§ **AIM OF THE EXERCISE**
What follows are records. Restate all of them word for word.

◆ ◆ ◆ ◆

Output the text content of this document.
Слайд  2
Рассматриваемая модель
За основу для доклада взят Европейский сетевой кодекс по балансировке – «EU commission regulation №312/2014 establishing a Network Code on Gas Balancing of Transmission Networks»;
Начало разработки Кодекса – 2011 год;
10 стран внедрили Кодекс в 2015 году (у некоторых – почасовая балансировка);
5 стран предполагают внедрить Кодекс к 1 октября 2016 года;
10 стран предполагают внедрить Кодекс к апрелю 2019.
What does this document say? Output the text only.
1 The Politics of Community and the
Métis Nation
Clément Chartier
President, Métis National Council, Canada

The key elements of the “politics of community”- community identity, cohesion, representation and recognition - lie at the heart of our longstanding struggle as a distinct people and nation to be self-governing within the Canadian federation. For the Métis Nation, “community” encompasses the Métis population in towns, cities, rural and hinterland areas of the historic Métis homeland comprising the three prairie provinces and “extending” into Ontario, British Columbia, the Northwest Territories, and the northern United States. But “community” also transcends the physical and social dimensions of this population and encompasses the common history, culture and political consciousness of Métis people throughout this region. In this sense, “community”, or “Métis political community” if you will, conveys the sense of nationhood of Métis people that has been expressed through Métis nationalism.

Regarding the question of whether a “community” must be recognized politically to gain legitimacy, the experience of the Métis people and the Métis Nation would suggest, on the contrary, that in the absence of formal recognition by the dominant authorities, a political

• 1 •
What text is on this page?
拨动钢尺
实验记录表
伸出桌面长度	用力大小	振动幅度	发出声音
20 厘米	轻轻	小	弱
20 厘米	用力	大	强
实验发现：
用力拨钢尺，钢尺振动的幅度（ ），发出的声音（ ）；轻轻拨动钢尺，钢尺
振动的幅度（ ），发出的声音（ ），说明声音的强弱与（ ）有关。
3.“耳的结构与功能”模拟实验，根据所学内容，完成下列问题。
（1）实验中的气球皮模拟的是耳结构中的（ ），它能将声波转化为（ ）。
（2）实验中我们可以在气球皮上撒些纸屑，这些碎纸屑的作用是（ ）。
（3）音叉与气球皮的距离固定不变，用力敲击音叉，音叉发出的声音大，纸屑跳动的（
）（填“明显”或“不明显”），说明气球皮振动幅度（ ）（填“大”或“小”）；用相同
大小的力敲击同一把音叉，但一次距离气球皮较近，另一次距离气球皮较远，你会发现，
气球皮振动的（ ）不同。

◆ ◆ ◆ ◆

§ **SOLUTION TO THE PROBLEM**
Output the text content of this document.
Слайд  2
Рассматриваемая модель
За основу для доклада взят Европейский сетевой кодекс по балансировке – «EU commission regulation №312/2014 establishing a Network Code on Gas Balancing of Transmission Networks»;
Начало разработки Кодекса – 2011 год;
10 стран внедрили Кодекс в 2015 году (у некоторых – почасовая балансировка);
5 стран предполагают внедрить Кодекс к 1 октября 2016 года;
10 стран предполагают внедрить Кодекс к апрелю 2019.
What does this document say? Output the text only.
1 The Politics of Community and the
Métis Nation
Clément Chartier
President, Métis National Council, Canada

The key elements of the “politics of community”- community identity, cohesion, representation and recognition - lie at the heart of our longstanding struggle as a distinct people and nation to be self-governing within the Canadian federation. For the Métis Nation, “community” encompasses the Métis population in towns, cities, rural and hinterland areas of the historic Métis homeland comprising the three prairie provinces and “extending” into Ontario, British Columbia, the Northwest Territories, and the northern United States. But “community” also transcends the physical and social dimensions of this population and encompasses the common history, culture and political consciousness of Métis people throughout this region. In this sense, “community”, or “Métis political community” if you will, conveys the sense of nationhood of Métis people that has been expressed through Métis nationalism.

Regarding the question of whether a “community” must be recognized politically to gain legitimacy, the experience of the Métis people and the Métis Nation would suggest, on the contrary, that in the absence of formal recognition by the dominant authorities, a political

• 1 •
What text is on this page?
拨动钢尺
实验记录表
伸出桌面长度	用力大小	振动幅度	发出声音
20 厘米	轻轻	小	弱
20 厘米	用力	大	强
实验发现：
用力拨钢尺，钢尺振动的幅度（ ），发出的声音（ ）；轻轻拨动钢尺，钢尺
振动的幅度（ ），发出的声音（ ），说明声音的强弱与（ ）有关。
3.“耳的结构与功能”模拟实验，根据所学内容，完成下列问题。
（1）实验中的气球皮模拟的是耳结构中的（ ），它能将声波转化为（ ）。
（2）实验中我们可以在气球皮上撒些纸屑，这些碎纸屑的作用是（ ）。
（3）音叉与气球皮的距离固定不变，用力敲击音叉，音叉发出的声音大，纸屑跳动的（
）（填“明显”或“不明显”），说明气球皮振动幅度（ ）（填“大”或“小”）；用相同
大小的力敲击同一把音叉，但一次距离气球皮较近，另一次距离气球皮较远，你会发现，
气球皮振动的（ ）不同。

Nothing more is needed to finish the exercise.